### WHAT TO PRODUCE
Tally the lines that contain the string "nickel" and give the number by itself.

### RECORDS FOR THE TASK
- - - -

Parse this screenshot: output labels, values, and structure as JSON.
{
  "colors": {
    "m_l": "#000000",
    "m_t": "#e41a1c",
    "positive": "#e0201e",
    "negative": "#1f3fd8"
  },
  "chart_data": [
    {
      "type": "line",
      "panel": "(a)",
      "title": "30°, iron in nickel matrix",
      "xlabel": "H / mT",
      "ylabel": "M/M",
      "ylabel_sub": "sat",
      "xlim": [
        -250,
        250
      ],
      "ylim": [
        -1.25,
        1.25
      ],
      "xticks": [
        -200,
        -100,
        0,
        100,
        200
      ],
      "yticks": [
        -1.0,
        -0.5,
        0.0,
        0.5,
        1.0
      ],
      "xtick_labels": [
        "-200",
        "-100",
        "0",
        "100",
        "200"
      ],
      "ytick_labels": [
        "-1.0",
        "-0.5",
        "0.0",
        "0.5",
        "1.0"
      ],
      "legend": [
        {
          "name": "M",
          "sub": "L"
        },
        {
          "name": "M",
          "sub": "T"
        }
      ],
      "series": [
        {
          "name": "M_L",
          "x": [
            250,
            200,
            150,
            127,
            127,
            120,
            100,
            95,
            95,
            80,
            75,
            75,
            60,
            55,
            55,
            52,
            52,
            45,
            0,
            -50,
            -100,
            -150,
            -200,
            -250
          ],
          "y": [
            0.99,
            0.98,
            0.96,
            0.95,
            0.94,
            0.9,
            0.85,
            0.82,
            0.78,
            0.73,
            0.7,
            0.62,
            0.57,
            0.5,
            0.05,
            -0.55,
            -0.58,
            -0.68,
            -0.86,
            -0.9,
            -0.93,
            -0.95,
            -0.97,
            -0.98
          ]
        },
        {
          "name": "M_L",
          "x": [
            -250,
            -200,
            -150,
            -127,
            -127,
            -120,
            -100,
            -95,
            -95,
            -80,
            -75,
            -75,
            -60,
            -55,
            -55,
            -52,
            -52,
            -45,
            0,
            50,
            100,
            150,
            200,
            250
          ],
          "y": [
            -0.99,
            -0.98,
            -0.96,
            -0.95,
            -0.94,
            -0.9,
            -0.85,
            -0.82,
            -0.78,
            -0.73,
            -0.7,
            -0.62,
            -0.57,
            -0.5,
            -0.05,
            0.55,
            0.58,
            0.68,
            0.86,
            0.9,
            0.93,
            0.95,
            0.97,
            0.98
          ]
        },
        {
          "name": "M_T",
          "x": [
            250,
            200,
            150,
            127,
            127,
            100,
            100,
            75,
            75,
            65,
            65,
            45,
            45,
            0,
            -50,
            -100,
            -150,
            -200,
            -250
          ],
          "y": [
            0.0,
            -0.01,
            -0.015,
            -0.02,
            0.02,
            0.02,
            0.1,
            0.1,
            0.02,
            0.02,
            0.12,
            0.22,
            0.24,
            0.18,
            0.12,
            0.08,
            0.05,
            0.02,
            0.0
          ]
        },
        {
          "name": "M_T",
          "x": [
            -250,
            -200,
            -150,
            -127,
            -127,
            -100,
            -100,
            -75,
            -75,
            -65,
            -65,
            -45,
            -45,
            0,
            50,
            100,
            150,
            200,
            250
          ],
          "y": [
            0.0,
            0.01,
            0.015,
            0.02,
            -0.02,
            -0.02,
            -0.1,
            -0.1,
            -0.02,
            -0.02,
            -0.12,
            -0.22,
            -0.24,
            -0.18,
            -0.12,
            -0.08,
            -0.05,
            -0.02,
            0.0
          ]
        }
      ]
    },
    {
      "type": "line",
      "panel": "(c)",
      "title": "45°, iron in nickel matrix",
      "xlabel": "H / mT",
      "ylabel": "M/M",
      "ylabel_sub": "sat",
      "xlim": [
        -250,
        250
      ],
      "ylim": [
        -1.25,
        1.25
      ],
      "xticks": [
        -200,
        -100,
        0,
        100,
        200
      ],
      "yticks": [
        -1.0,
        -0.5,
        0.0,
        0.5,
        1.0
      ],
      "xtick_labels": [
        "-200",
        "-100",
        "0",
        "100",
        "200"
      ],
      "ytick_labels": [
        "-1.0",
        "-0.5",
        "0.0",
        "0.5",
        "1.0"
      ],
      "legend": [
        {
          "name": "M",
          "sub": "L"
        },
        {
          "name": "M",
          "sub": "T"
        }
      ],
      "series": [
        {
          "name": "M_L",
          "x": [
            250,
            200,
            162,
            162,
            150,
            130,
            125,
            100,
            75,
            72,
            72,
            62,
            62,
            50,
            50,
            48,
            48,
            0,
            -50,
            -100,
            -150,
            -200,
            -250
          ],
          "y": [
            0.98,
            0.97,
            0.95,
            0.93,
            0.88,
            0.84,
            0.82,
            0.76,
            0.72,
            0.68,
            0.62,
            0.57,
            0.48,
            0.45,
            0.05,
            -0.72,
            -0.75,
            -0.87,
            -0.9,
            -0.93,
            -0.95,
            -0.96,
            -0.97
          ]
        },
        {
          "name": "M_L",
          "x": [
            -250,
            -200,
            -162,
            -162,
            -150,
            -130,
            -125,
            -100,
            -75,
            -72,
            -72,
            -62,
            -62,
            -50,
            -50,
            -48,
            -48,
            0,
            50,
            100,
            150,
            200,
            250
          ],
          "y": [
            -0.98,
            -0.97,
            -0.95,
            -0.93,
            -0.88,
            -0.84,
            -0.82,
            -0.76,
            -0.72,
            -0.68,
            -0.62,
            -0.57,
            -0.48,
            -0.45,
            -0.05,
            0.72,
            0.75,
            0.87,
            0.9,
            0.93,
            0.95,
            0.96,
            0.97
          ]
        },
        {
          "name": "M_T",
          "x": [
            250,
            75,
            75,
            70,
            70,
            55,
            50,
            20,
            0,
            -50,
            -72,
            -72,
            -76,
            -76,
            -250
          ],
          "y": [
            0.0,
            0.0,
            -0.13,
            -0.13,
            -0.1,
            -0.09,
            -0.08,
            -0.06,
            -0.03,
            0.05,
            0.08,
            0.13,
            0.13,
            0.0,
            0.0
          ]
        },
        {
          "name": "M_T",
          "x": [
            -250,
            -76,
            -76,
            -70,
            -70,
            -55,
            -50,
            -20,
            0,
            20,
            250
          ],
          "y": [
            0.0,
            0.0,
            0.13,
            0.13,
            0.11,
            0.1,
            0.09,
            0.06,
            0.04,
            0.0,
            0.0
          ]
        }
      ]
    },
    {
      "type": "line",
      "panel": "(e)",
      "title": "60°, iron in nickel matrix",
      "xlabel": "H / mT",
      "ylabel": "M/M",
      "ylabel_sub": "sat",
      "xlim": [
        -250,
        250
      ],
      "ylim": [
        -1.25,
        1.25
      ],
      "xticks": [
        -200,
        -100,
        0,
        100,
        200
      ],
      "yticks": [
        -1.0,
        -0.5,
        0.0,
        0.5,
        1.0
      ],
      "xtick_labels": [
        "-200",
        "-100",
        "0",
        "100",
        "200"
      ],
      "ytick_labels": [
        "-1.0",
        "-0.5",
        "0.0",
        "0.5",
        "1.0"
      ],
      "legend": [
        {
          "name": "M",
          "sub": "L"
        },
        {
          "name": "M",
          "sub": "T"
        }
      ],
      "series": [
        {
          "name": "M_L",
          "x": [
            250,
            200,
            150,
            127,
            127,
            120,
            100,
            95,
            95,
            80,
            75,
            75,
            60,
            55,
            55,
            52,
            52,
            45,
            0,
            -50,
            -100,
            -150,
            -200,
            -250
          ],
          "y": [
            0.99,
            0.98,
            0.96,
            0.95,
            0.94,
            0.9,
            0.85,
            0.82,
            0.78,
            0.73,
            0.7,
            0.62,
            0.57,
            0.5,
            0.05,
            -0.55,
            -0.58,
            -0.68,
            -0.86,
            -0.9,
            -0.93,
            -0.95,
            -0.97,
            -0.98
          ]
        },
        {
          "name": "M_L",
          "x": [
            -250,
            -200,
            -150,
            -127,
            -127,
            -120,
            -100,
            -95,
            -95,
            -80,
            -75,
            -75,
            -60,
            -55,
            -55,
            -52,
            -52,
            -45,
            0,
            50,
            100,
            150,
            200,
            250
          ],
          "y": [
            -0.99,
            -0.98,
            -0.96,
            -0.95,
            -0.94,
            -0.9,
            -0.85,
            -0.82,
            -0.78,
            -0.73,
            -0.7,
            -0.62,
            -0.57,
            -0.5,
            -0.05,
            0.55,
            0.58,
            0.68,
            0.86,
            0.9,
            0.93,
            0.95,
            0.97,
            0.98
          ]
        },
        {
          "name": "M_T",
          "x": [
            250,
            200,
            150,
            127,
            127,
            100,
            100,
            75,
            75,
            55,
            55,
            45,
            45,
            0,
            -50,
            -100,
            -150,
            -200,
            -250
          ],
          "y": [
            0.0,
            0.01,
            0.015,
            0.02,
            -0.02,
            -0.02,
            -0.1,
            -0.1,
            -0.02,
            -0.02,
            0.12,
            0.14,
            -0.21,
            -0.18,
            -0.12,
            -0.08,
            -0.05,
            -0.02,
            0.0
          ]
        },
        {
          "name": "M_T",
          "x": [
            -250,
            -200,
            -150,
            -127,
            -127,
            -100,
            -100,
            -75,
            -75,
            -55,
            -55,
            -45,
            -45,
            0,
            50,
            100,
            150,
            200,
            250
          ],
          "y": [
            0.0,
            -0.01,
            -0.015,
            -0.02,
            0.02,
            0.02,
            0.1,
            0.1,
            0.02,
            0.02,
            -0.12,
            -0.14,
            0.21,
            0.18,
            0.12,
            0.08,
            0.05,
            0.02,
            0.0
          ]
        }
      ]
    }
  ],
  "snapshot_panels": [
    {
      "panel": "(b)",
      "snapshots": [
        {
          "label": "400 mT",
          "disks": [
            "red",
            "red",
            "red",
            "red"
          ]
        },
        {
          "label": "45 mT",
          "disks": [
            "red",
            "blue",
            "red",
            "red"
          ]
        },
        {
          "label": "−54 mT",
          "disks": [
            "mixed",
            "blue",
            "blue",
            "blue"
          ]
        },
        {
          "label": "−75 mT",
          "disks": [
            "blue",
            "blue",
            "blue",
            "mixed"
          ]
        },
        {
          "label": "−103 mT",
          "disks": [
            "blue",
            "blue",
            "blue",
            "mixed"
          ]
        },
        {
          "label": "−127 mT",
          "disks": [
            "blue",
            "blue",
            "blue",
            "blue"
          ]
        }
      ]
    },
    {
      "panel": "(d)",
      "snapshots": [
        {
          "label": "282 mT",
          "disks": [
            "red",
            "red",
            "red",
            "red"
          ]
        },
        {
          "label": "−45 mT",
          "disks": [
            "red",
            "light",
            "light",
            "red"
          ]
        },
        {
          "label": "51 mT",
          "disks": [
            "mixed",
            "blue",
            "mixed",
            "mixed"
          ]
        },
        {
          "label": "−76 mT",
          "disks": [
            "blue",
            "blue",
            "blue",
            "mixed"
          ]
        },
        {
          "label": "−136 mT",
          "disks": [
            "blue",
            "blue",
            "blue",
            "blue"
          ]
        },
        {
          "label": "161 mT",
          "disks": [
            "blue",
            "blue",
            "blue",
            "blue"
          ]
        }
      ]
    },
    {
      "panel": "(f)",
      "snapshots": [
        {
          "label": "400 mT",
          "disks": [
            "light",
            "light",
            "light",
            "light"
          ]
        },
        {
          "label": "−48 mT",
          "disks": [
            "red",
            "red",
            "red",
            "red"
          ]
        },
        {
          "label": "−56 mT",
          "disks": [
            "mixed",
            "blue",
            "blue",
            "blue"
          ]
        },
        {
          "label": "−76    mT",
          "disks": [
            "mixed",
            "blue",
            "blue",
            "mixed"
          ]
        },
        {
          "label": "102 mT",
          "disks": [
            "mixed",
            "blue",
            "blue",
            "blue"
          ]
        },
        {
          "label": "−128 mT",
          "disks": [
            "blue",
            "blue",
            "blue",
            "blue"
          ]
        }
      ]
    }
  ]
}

- - - -

### PROBLEM SOLUTION
3